* _Dataset rows_:
========================

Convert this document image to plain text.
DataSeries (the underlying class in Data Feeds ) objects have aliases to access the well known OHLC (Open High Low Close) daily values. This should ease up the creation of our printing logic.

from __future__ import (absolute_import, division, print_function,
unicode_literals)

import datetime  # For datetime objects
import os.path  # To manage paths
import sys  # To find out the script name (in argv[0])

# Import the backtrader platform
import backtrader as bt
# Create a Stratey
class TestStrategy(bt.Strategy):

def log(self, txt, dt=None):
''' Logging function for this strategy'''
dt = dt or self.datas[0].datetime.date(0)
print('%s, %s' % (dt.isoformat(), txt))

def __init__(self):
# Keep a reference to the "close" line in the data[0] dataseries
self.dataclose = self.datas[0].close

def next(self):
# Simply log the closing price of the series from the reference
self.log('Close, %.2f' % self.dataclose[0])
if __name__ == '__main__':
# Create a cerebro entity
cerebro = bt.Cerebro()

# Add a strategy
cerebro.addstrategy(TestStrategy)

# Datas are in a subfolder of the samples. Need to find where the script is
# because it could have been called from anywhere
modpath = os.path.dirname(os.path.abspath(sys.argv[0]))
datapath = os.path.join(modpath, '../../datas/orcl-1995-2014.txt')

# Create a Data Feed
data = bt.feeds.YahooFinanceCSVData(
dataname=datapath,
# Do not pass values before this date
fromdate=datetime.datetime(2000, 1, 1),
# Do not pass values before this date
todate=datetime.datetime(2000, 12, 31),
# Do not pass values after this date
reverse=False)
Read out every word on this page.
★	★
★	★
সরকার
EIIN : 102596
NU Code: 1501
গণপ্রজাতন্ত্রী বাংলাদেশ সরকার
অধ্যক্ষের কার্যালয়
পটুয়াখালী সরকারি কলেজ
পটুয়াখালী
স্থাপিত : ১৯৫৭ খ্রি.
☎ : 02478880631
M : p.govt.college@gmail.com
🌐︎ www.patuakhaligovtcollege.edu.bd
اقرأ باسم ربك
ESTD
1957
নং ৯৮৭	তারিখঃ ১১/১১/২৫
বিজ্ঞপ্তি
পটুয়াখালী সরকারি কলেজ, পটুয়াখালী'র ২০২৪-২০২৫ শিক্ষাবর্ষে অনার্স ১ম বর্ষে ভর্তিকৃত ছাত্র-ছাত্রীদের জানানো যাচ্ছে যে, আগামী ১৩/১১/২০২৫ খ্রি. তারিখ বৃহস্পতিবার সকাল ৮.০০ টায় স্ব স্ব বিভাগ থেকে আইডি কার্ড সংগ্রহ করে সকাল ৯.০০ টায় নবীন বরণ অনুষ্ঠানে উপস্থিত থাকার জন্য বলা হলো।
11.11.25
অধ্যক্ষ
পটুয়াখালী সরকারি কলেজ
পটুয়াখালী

========================

* _Given problem_:
Exactly reproduce every line found in the records.

* _Answer to the exercise_:
Convert this document image to plain text.
DataSeries (the underlying class in Data Feeds ) objects have aliases to access the well known OHLC (Open High Low Close) daily values. This should ease up the creation of our printing logic.

from __future__ import (absolute_import, division, print_function,
unicode_literals)

import datetime  # For datetime objects
import os.path  # To manage paths
import sys  # To find out the script name (in argv[0])

# Import the backtrader platform
import backtrader as bt
# Create a Stratey
class TestStrategy(bt.Strategy):

def log(self, txt, dt=None):
''' Logging function for this strategy'''
dt = dt or self.datas[0].datetime.date(0)
print('%s, %s' % (dt.isoformat(), txt))

def __init__(self):
# Keep a reference to the "close" line in the data[0] dataseries
self.dataclose = self.datas[0].close

def next(self):
# Simply log the closing price of the series from the reference
self.log('Close, %.2f' % self.dataclose[0])
if __name__ == '__main__':
# Create a cerebro entity
cerebro = bt.Cerebro()

# Add a strategy
cerebro.addstrategy(TestStrategy)

# Datas are in a subfolder of the samples. Need to find where the script is
# because it could have been called from anywhere
modpath = os.path.dirname(os.path.abspath(sys.argv[0]))
datapath = os.path.join(modpath, '../../datas/orcl-1995-2014.txt')

# Create a Data Feed
data = bt.feeds.YahooFinanceCSVData(
dataname=datapath,
# Do not pass values before this date
fromdate=datetime.datetime(2000, 1, 1),
# Do not pass values before this date
todate=datetime.datetime(2000, 12, 31),
# Do not pass values after this date
reverse=False)
Read out every word on this page.
★	★
★	★
সরকার
EIIN : 102596
NU Code: 1501
গণপ্রজাতন্ত্রী বাংলাদেশ সরকার
অধ্যক্ষের কার্যালয়
পটুয়াখালী সরকারি কলেজ
পটুয়াখালী
স্থাপিত : ১৯৫৭ খ্রি.
☎ : 02478880631
M : p.govt.college@gmail.com
🌐︎ www.patuakhaligovtcollege.edu.bd
اقرأ باسم ربك
ESTD
1957
নং ৯৮৭	তারিখঃ ১১/১১/২৫
বিজ্ঞপ্তি
পটুয়াখালী সরকারি কলেজ, পটুয়াখালী'র ২০২৪-২০২৫ শিক্ষাবর্ষে অনার্স ১ম বর্ষে ভর্তিকৃত ছাত্র-ছাত্রীদের জানানো যাচ্ছে যে, আগামী ১৩/১১/২০২৫ খ্রি. তারিখ বৃহস্পতিবার সকাল ৮.০০ টায় স্ব স্ব বিভাগ থেকে আইডি কার্ড সংগ্রহ করে সকাল ৯.০০ টায় নবীন বরণ অনুষ্ঠানে উপস্থিত থাকার জন্য বলা হলো।
11.11.25
অধ্যক্ষ
পটুয়াখালী সরকারি কলেজ
পটুয়াখালী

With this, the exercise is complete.